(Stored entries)

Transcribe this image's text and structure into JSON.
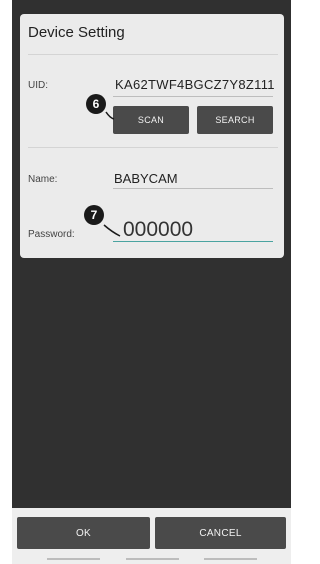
{
  "dialog": {
    "title": "Device Setting",
    "uid_label": "UID:",
    "uid_value": "KA62TWF4BGCZ7Y8Z111",
    "scan_label": "SCAN",
    "search_label": "SEARCH",
    "name_label": "Name:",
    "name_value": "BABYCAM",
    "password_label": "Password:",
    "password_value": "000000"
  },
  "callouts": {
    "six": "6",
    "seven": "7"
  },
  "footer": {
    "ok_label": "OK",
    "cancel_label": "CANCEL"
  },
  "colors": {
    "screen": "#303030",
    "dialog": "#ebebeb",
    "button": "#4a4a4a",
    "accent": "#4aa3a0"
  }
}
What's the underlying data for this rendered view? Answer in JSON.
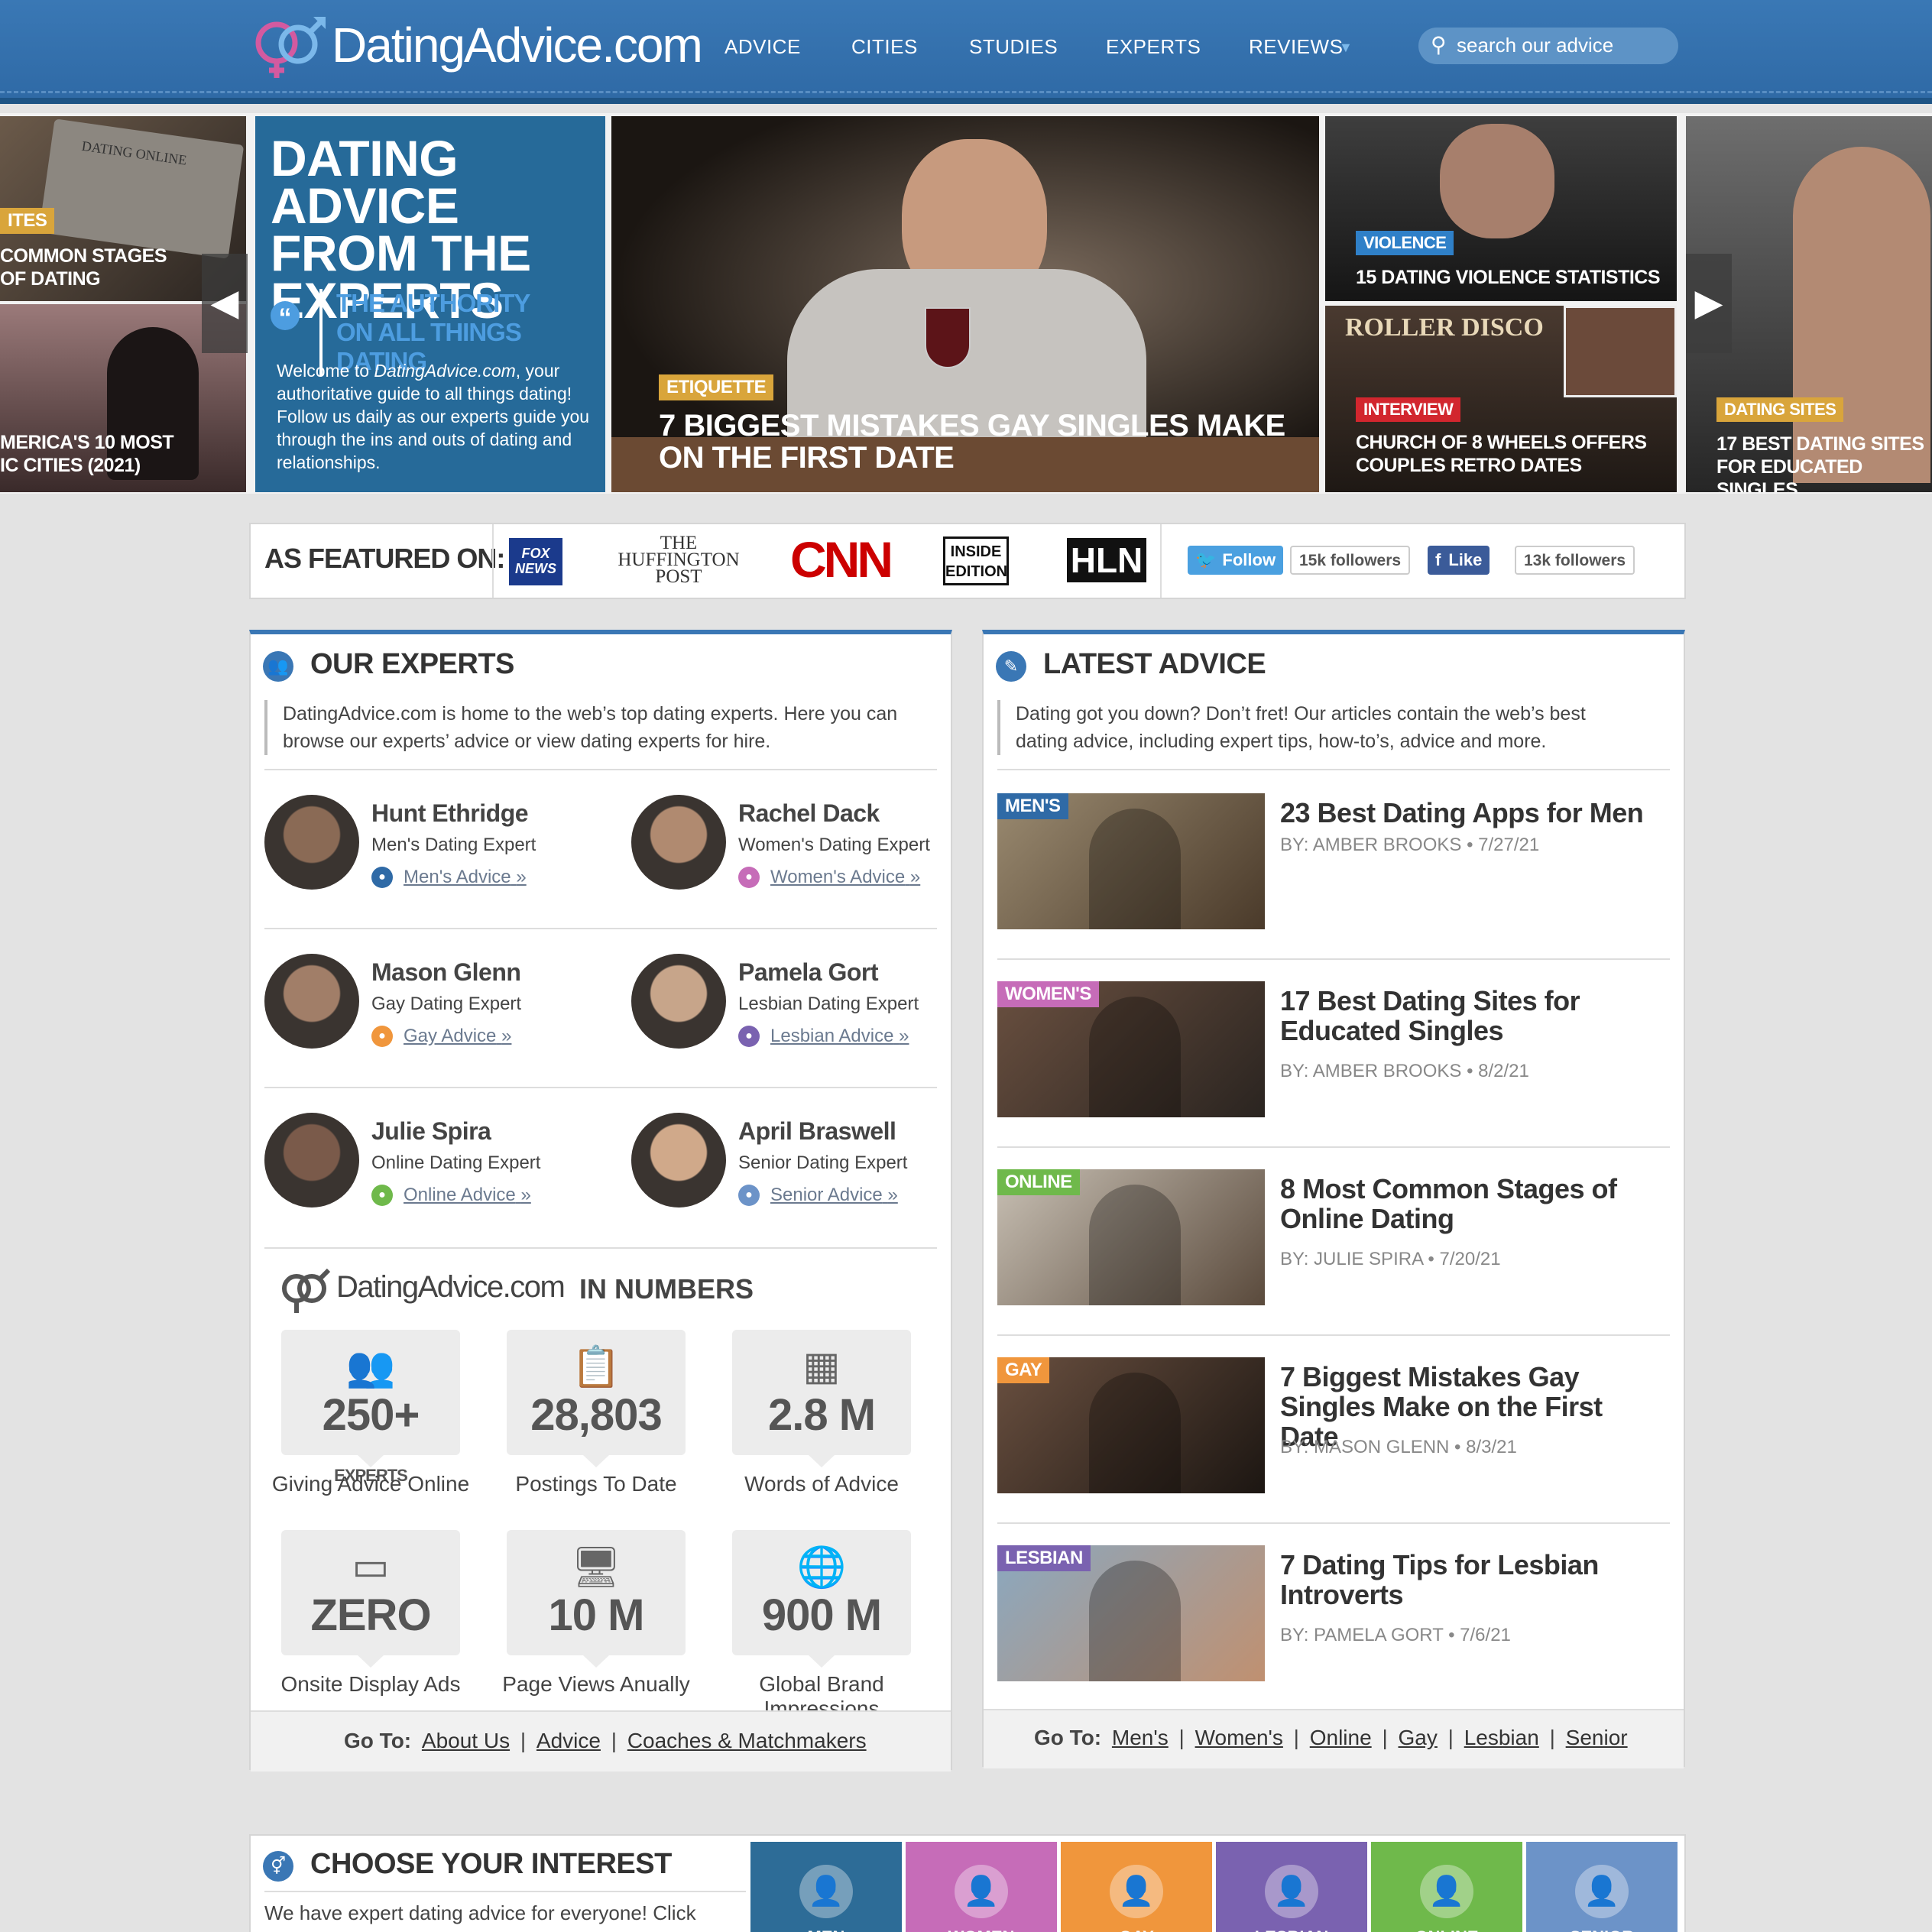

:: PROBLEM TO WORK ON ::
Repeat the data exactly in full, omitting its pictures.

:: SOLUTION BELOW ::
Transcribe this image's text and structure into JSON.
{
  "dialog": {
    "title": "Device Setting",
    "uid_label": "UID:",
    "uid_value": "KA62TWF4BGCZ7Y8Z111",
    "scan_label": "SCAN",
    "search_label": "SEARCH",
    "name_label": "Name:",
    "name_value": "BABYCAM",
    "password_label": "Password:",
    "password_value": "000000"
  },
  "callouts": {
    "six": "6",
    "seven": "7"
  },
  "footer": {
    "ok_label": "OK",
    "cancel_label": "CANCEL"
  },
  "colors": {
    "screen": "#303030",
    "dialog": "#ebebeb",
    "button": "#4a4a4a",
    "accent": "#4aa3a0"
  }
}
What's the underlying data for this rendered view? Answer in JSON.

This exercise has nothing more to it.